EXERCISE BRIEF
Go through the entries below and pick out every line with "READ".

INFORMATION SHOWN
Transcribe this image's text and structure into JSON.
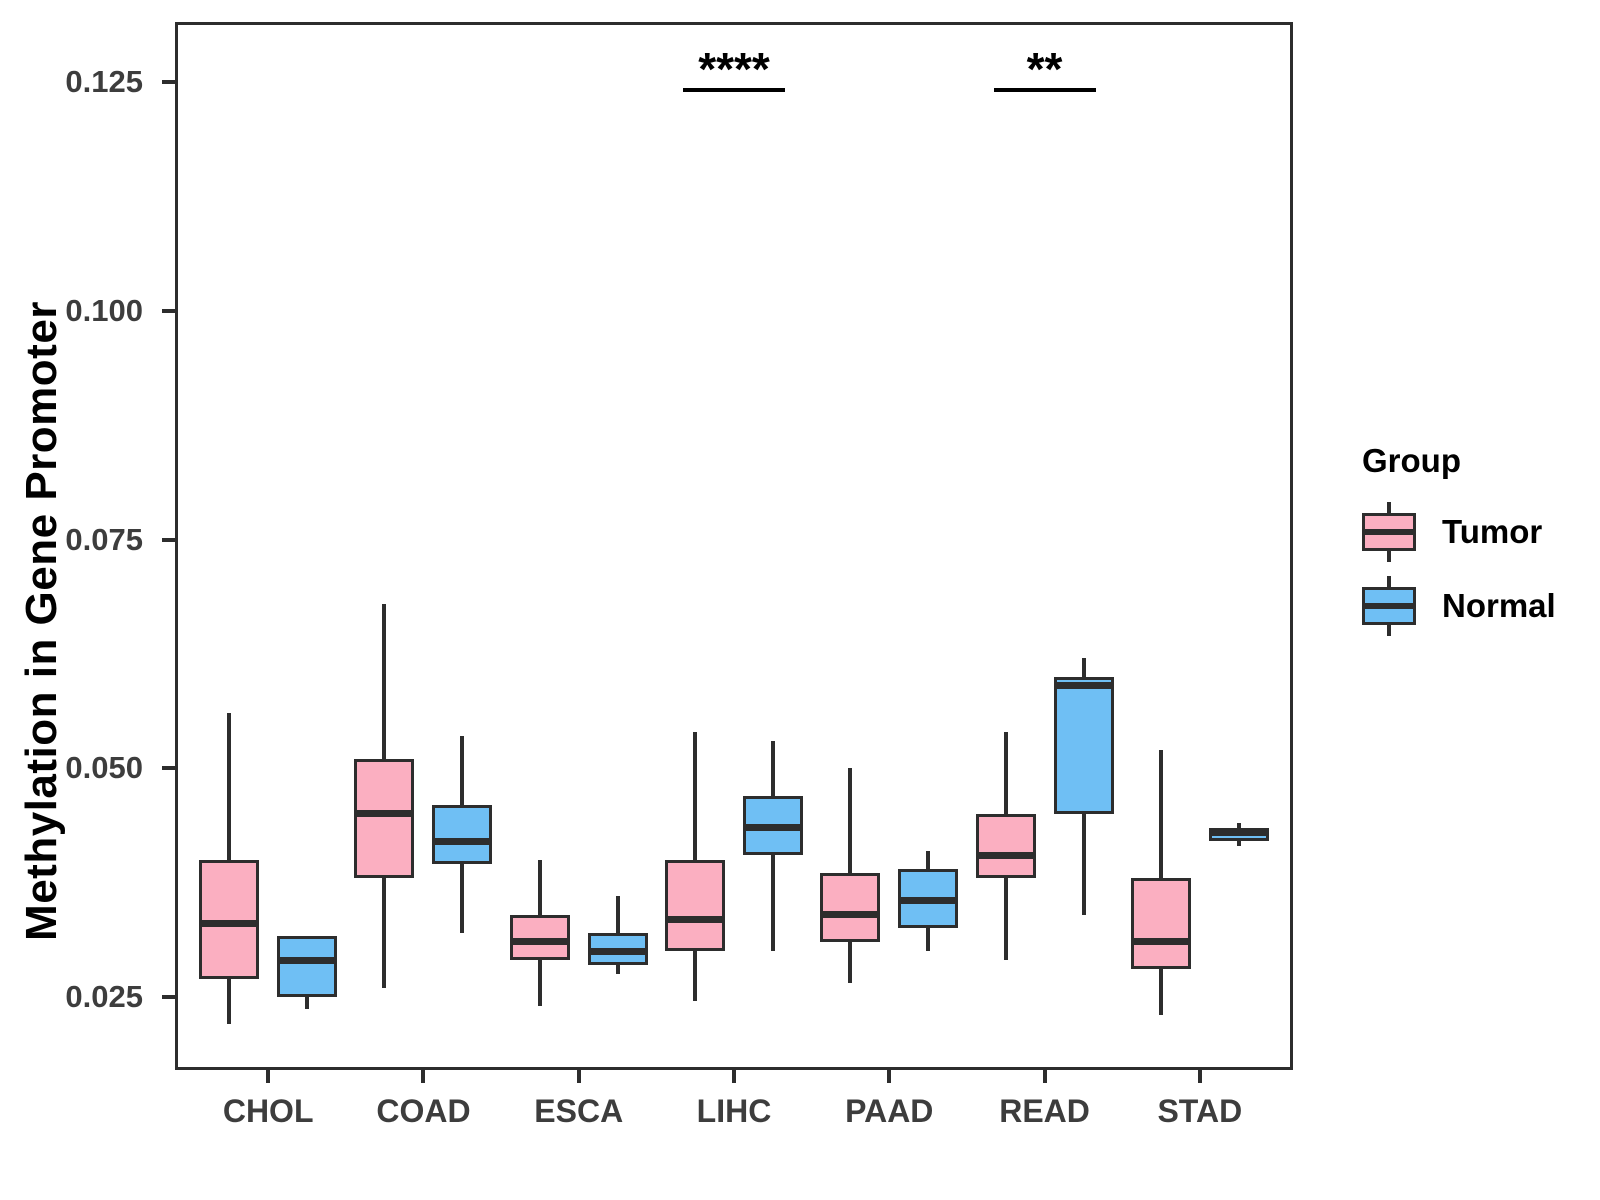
{
  "figure": {
    "legend": {
      "title": "Group",
      "entries": [
        {
          "label": "Tumor",
          "color": "#FBAFC1"
        },
        {
          "label": "Normal",
          "color": "#6FBFF4"
        }
      ]
    }
  },
  "chart_data": {
    "type": "grouped_boxplot",
    "title": "",
    "xlabel": "",
    "ylabel": "Methylation in Gene Promoter",
    "categories": [
      "CHOL",
      "COAD",
      "ESCA",
      "LIHC",
      "PAAD",
      "READ",
      "STAD"
    ],
    "yticks": [
      0.025,
      0.05,
      0.075,
      0.1,
      0.125
    ],
    "ytick_labels": [
      "0.025",
      "0.050",
      "0.075",
      "0.100",
      "0.125"
    ],
    "ylim": [
      0.017,
      0.1316
    ],
    "grid": "off",
    "legend_position": "right",
    "series": [
      {
        "name": "Tumor",
        "color": "#FBAFC1",
        "boxes": [
          {
            "category": "CHOL",
            "low": 0.022,
            "q1": 0.027,
            "median": 0.033,
            "q3": 0.04,
            "high": 0.056
          },
          {
            "category": "COAD",
            "low": 0.026,
            "q1": 0.038,
            "median": 0.045,
            "q3": 0.051,
            "high": 0.068
          },
          {
            "category": "ESCA",
            "low": 0.024,
            "q1": 0.029,
            "median": 0.031,
            "q3": 0.034,
            "high": 0.04
          },
          {
            "category": "LIHC",
            "low": 0.0245,
            "q1": 0.03,
            "median": 0.0335,
            "q3": 0.04,
            "high": 0.054
          },
          {
            "category": "PAAD",
            "low": 0.0265,
            "q1": 0.031,
            "median": 0.034,
            "q3": 0.0385,
            "high": 0.05
          },
          {
            "category": "READ",
            "low": 0.029,
            "q1": 0.038,
            "median": 0.0405,
            "q3": 0.045,
            "high": 0.054
          },
          {
            "category": "STAD",
            "low": 0.023,
            "q1": 0.028,
            "median": 0.031,
            "q3": 0.038,
            "high": 0.052
          }
        ]
      },
      {
        "name": "Normal",
        "color": "#6FBFF4",
        "boxes": [
          {
            "category": "CHOL",
            "low": 0.0237,
            "q1": 0.025,
            "median": 0.029,
            "q3": 0.0317,
            "high": 0.0317
          },
          {
            "category": "COAD",
            "low": 0.032,
            "q1": 0.0395,
            "median": 0.042,
            "q3": 0.046,
            "high": 0.0535
          },
          {
            "category": "ESCA",
            "low": 0.0275,
            "q1": 0.0285,
            "median": 0.03,
            "q3": 0.032,
            "high": 0.036
          },
          {
            "category": "LIHC",
            "low": 0.03,
            "q1": 0.0405,
            "median": 0.0435,
            "q3": 0.047,
            "high": 0.053
          },
          {
            "category": "PAAD",
            "low": 0.03,
            "q1": 0.0325,
            "median": 0.0355,
            "q3": 0.039,
            "high": 0.041
          },
          {
            "category": "READ",
            "low": 0.034,
            "q1": 0.045,
            "median": 0.059,
            "q3": 0.06,
            "high": 0.062
          },
          {
            "category": "STAD",
            "low": 0.0415,
            "q1": 0.042,
            "median": 0.043,
            "q3": 0.0435,
            "high": 0.044
          }
        ]
      }
    ],
    "annotations": [
      {
        "category": "LIHC",
        "label": "****"
      },
      {
        "category": "READ",
        "label": "**"
      }
    ]
  }
}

REPLY
      "READ",
            "category": "READ",
            "category": "READ",
        "category": "READ",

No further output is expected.